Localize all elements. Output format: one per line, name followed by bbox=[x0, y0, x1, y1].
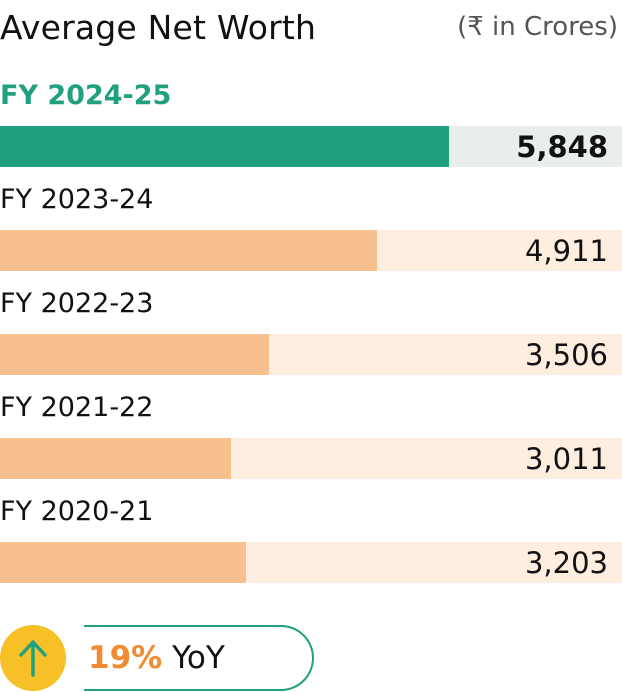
yoy-percent: 19% bbox=[88, 640, 163, 676]
bar-track: 3,011 bbox=[0, 438, 622, 479]
yoy-pill: 19% YoY bbox=[84, 625, 314, 691]
bar bbox=[0, 438, 231, 479]
arrow-up-icon bbox=[19, 640, 47, 677]
category-label: FY 2023-24 bbox=[0, 184, 154, 215]
bar-value-label: 4,911 bbox=[524, 233, 608, 268]
bar-value-label: 3,011 bbox=[524, 441, 608, 476]
yoy-text: 19% YoY bbox=[88, 640, 225, 676]
category-label: FY 2022-23 bbox=[0, 288, 154, 319]
bar-track: 3,506 bbox=[0, 334, 622, 375]
bar-track: 3,203 bbox=[0, 542, 622, 583]
bar-value-label: 3,506 bbox=[524, 337, 608, 372]
unit-label: (₹ in Crores) bbox=[457, 12, 618, 42]
bar-value-label: 3,203 bbox=[524, 545, 608, 580]
category-label: FY 2024-25 bbox=[0, 80, 172, 111]
bar bbox=[0, 334, 269, 375]
chart-title: Average Net Worth bbox=[0, 8, 317, 47]
bar bbox=[0, 126, 449, 167]
bar-value-label: 5,848 bbox=[516, 129, 608, 164]
bar bbox=[0, 230, 377, 271]
category-label: FY 2021-22 bbox=[0, 392, 154, 423]
bar-track: 4,911 bbox=[0, 230, 622, 271]
category-label: FY 2020-21 bbox=[0, 496, 154, 527]
bar-track: 5,848 bbox=[0, 126, 622, 167]
yoy-badge bbox=[0, 625, 66, 691]
yoy-label: YoY bbox=[172, 640, 225, 676]
bar bbox=[0, 542, 246, 583]
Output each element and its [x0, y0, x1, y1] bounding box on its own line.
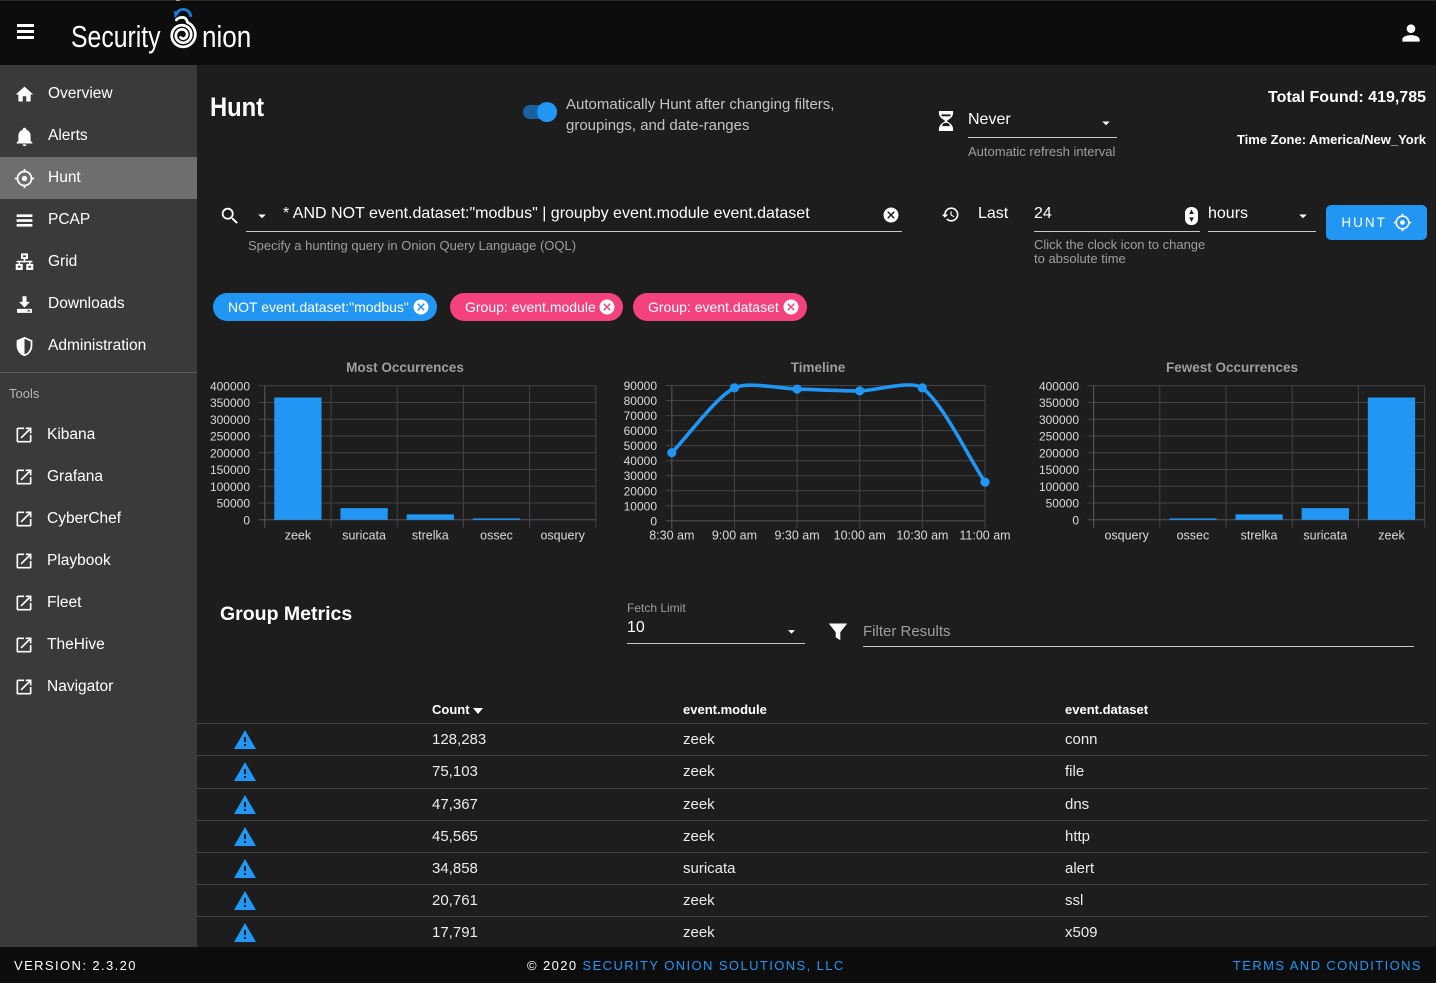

○ ○ ○ ○ ○ ○ ○

Set out every line of the records above as a numbered list, omitting blank lines and leaving out the pictures.

Solution to this task:
1. Localize all elements. Output format: one per line, name followed by bbox=[x0, y0, x1, y1].
2. yoy-percent: 19% bbox=[88, 640, 163, 676]
3. bar-track: 3,011 bbox=[0, 438, 622, 479]
4. yoy-pill: 19% YoY bbox=[84, 625, 314, 691]
5. bar bbox=[0, 438, 231, 479]
6. arrow-up-icon bbox=[19, 640, 47, 677]
7. category-label: FY 2023-24 bbox=[0, 184, 154, 215]
8. bar-value-label: 4,911 bbox=[524, 233, 608, 268]
9. bar-value-label: 3,011 bbox=[524, 441, 608, 476]
10. yoy-text: 19% YoY bbox=[88, 640, 225, 676]
11. category-label: FY 2022-23 bbox=[0, 288, 154, 319]
12. bar-track: 3,506 bbox=[0, 334, 622, 375]
13. bar-track: 3,203 bbox=[0, 542, 622, 583]
14. bar-value-label: 3,506 bbox=[524, 337, 608, 372]
15. unit-label: (₹ in Crores) bbox=[457, 12, 618, 42]
16. bar-value-label: 3,203 bbox=[524, 545, 608, 580]
17. category-label: FY 2024-25 bbox=[0, 80, 172, 111]
18. bar bbox=[0, 334, 269, 375]
19. chart-title: Average Net Worth bbox=[0, 8, 317, 47]
20. bar bbox=[0, 126, 449, 167]
21. bar-value-label: 5,848 bbox=[516, 129, 608, 164]
22. bar bbox=[0, 230, 377, 271]
23. category-label: FY 2021-22 bbox=[0, 392, 154, 423]
24. bar-track: 4,911 bbox=[0, 230, 622, 271]
25. category-label: FY 2020-21 bbox=[0, 496, 154, 527]
26. bar-track: 5,848 bbox=[0, 126, 622, 167]
27. yoy-badge bbox=[0, 625, 66, 691]
28. yoy-label: YoY bbox=[172, 640, 225, 676]
29. bar bbox=[0, 542, 246, 583]
30. Output each element and its [x0, y0, x1, y1] bounding box on its own line.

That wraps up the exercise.